» **Task to complete**: Pull out every line with the word "Stimmen".

Records from a collection of figures:
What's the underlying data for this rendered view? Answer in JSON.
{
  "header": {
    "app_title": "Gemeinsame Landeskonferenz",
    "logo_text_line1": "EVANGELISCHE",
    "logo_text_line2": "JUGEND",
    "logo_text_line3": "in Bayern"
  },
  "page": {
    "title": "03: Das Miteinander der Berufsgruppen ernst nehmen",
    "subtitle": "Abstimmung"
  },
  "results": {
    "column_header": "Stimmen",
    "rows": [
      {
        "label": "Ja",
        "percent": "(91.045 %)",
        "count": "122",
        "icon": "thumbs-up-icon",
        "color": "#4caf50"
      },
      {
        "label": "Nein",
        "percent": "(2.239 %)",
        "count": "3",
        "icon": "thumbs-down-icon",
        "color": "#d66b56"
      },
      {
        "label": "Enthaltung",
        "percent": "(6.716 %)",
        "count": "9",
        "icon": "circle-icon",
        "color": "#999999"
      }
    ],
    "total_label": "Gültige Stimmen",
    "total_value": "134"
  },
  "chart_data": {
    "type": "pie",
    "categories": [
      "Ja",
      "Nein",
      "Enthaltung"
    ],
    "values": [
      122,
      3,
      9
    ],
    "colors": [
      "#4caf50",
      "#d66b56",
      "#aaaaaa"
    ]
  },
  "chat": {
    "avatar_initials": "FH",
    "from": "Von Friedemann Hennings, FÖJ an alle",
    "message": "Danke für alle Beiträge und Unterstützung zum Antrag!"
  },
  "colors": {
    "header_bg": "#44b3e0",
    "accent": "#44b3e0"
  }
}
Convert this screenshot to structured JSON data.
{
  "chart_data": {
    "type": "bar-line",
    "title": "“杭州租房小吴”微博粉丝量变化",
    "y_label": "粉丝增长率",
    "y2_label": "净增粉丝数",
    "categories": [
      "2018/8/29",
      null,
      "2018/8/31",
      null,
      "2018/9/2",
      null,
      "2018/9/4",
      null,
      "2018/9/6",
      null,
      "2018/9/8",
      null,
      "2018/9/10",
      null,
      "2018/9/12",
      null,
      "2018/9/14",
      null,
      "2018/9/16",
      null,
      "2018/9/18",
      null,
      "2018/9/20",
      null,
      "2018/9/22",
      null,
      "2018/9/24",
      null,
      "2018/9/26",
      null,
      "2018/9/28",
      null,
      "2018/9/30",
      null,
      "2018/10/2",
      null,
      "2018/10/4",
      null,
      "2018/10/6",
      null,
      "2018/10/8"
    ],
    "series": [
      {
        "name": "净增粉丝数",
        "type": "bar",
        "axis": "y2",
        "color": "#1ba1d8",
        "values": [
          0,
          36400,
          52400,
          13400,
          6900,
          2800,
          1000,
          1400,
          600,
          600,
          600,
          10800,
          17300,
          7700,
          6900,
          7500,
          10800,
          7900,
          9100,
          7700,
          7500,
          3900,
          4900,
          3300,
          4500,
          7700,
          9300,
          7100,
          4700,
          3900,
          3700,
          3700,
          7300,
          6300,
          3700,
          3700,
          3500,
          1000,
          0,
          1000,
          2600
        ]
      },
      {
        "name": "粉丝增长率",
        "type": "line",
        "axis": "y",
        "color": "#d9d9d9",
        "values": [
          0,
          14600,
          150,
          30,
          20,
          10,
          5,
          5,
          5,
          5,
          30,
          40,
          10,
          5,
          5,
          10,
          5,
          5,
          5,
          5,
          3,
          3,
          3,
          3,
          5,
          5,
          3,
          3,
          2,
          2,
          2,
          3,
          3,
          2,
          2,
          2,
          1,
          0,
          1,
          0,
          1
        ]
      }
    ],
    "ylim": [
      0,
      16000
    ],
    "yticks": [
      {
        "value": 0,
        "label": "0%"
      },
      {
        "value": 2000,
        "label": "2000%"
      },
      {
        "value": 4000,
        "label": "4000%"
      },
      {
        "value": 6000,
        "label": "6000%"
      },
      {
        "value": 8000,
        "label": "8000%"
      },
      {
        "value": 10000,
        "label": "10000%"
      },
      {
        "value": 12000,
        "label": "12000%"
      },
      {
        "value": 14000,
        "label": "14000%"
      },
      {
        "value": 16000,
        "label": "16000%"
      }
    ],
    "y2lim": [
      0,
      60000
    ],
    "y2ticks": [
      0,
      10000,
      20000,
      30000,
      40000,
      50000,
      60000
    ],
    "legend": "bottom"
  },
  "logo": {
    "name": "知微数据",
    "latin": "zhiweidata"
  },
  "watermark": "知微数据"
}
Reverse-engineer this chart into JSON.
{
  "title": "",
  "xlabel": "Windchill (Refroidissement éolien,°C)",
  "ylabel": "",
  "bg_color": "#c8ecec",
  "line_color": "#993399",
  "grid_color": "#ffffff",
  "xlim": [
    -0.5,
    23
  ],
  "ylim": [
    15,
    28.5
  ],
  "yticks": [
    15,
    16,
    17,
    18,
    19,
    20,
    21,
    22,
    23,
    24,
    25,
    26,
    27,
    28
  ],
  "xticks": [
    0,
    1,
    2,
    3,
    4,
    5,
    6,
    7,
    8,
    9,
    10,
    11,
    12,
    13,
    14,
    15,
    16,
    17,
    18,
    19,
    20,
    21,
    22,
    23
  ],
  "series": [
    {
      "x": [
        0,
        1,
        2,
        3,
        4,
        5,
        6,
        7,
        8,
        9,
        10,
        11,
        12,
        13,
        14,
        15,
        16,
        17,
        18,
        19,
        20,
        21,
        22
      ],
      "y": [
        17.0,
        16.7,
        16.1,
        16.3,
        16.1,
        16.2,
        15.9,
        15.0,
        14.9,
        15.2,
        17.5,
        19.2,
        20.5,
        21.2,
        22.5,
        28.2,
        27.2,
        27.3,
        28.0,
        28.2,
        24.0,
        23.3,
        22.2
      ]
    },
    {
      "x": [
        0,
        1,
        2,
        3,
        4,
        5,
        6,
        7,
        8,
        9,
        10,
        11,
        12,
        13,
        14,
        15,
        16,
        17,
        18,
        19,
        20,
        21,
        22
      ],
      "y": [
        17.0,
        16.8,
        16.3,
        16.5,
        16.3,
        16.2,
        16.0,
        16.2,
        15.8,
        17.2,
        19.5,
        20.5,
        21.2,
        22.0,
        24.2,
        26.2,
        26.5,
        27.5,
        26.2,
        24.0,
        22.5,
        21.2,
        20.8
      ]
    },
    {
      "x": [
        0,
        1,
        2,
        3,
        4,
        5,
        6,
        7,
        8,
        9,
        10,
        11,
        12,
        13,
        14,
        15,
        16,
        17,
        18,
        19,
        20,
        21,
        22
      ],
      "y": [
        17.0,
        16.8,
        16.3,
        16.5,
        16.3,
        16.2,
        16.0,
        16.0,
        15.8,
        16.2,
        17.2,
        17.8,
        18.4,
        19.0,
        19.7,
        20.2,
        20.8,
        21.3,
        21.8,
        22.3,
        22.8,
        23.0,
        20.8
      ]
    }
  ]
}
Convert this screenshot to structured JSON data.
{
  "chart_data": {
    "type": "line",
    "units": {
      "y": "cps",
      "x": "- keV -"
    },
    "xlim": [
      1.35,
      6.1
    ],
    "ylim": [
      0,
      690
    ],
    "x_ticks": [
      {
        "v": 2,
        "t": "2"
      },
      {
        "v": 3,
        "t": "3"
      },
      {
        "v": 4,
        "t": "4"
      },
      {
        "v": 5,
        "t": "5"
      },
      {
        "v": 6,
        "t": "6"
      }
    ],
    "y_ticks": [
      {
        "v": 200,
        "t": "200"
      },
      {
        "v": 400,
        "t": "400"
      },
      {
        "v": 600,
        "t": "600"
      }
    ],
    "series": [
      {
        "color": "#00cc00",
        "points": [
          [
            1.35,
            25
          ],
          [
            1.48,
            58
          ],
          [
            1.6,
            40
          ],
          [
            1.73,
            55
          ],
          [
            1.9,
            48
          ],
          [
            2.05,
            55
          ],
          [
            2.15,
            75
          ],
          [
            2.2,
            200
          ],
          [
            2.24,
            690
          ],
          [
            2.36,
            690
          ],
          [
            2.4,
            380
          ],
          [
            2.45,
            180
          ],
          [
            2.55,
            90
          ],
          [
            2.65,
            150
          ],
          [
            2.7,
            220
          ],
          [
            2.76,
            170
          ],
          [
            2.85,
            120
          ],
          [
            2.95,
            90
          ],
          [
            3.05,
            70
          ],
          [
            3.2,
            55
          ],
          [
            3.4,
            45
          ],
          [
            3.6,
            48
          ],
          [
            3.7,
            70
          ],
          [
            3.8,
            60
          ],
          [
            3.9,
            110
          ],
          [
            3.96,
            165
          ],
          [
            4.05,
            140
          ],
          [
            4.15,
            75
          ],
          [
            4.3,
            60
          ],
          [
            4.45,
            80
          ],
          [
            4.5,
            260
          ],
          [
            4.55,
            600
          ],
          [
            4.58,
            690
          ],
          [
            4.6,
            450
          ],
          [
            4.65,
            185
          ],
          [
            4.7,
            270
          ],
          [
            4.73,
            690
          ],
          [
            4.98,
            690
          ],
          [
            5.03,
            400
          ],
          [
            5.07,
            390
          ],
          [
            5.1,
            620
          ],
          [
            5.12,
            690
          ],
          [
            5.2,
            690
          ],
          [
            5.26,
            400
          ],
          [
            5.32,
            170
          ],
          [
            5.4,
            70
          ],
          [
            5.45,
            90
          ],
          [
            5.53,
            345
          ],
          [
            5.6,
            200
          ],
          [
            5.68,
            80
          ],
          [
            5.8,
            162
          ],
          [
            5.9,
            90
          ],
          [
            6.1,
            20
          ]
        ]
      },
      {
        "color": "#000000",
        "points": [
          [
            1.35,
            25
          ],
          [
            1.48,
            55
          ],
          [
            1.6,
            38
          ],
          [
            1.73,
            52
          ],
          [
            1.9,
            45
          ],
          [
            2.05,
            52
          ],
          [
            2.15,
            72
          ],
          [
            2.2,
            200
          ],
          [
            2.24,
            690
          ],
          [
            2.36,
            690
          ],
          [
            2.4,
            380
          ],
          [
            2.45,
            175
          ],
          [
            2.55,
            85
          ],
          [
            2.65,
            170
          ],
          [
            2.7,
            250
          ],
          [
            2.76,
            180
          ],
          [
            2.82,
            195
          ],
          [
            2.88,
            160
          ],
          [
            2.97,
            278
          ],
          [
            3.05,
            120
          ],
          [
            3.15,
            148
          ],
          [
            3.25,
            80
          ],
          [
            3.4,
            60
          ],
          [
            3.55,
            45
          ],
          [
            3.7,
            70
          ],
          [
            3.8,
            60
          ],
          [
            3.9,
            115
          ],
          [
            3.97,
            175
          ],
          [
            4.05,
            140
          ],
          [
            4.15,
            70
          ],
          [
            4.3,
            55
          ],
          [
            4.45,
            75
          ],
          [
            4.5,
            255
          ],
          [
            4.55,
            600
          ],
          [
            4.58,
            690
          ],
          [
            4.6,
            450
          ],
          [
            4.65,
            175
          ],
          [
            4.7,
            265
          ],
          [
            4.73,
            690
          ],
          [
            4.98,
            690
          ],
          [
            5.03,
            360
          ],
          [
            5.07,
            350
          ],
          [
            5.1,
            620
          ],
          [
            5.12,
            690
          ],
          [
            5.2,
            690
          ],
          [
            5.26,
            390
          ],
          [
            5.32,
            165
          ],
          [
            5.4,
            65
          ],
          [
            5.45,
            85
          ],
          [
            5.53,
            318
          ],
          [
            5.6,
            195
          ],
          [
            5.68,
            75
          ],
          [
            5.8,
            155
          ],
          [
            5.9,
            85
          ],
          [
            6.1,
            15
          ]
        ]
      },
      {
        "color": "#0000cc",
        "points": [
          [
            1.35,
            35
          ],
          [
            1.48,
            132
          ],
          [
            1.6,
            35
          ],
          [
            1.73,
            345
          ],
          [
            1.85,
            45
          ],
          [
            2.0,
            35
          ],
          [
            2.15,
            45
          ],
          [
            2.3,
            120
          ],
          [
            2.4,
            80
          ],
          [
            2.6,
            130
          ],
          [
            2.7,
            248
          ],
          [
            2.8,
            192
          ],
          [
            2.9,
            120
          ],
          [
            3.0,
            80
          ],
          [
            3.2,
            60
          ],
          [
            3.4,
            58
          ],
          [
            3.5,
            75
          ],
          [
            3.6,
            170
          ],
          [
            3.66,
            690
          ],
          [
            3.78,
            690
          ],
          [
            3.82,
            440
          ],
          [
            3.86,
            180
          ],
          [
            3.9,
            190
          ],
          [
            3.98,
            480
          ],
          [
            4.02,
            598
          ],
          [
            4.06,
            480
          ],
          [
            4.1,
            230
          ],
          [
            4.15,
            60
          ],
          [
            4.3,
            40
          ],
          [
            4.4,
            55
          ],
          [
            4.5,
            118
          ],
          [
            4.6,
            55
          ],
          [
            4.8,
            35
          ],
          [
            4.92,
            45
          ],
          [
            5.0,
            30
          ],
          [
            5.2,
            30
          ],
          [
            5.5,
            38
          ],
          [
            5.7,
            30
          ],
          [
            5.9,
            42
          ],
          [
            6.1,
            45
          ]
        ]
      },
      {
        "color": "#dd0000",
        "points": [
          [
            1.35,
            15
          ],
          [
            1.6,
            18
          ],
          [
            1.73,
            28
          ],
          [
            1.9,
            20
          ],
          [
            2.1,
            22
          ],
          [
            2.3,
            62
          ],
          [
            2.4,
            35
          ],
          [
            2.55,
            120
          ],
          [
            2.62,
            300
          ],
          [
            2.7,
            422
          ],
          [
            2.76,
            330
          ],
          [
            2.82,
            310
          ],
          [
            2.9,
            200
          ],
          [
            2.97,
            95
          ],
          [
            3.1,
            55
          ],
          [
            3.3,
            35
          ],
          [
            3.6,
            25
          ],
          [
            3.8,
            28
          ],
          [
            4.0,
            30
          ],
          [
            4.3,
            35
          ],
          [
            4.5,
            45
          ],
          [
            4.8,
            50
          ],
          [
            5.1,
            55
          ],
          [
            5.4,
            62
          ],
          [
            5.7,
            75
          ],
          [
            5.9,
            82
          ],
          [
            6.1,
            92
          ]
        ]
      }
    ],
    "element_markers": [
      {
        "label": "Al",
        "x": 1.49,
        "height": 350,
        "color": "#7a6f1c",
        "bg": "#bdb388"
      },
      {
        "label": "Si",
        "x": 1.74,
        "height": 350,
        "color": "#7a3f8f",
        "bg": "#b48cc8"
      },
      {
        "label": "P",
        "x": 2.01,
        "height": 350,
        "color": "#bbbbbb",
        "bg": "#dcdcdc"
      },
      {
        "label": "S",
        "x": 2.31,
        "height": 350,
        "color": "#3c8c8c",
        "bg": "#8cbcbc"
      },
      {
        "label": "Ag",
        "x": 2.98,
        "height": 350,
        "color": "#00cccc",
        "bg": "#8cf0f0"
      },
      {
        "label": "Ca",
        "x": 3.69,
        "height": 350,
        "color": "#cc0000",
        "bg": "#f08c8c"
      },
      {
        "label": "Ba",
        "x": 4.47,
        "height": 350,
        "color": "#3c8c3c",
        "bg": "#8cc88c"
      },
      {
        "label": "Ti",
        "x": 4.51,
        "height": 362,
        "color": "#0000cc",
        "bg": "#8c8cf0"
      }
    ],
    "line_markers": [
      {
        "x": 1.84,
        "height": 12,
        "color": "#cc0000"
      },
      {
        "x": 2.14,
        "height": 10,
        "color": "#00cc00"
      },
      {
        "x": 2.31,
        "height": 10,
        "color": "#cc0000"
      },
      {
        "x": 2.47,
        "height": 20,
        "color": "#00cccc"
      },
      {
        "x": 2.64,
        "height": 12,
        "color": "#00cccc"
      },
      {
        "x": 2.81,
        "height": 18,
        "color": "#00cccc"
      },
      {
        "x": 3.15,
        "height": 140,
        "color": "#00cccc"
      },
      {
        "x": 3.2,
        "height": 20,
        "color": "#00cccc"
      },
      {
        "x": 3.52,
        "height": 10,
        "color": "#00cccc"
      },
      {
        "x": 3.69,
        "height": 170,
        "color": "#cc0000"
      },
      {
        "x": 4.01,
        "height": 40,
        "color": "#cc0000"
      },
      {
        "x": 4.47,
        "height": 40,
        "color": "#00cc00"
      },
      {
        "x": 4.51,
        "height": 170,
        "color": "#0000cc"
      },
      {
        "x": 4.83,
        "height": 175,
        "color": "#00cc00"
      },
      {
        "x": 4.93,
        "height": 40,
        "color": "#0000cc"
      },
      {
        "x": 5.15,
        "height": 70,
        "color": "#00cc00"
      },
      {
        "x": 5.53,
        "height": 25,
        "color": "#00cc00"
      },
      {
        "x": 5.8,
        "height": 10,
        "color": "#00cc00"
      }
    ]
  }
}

» **Worked answer**:
    "column_header": "Stimmen",
    "total_label": "Gültige Stimmen",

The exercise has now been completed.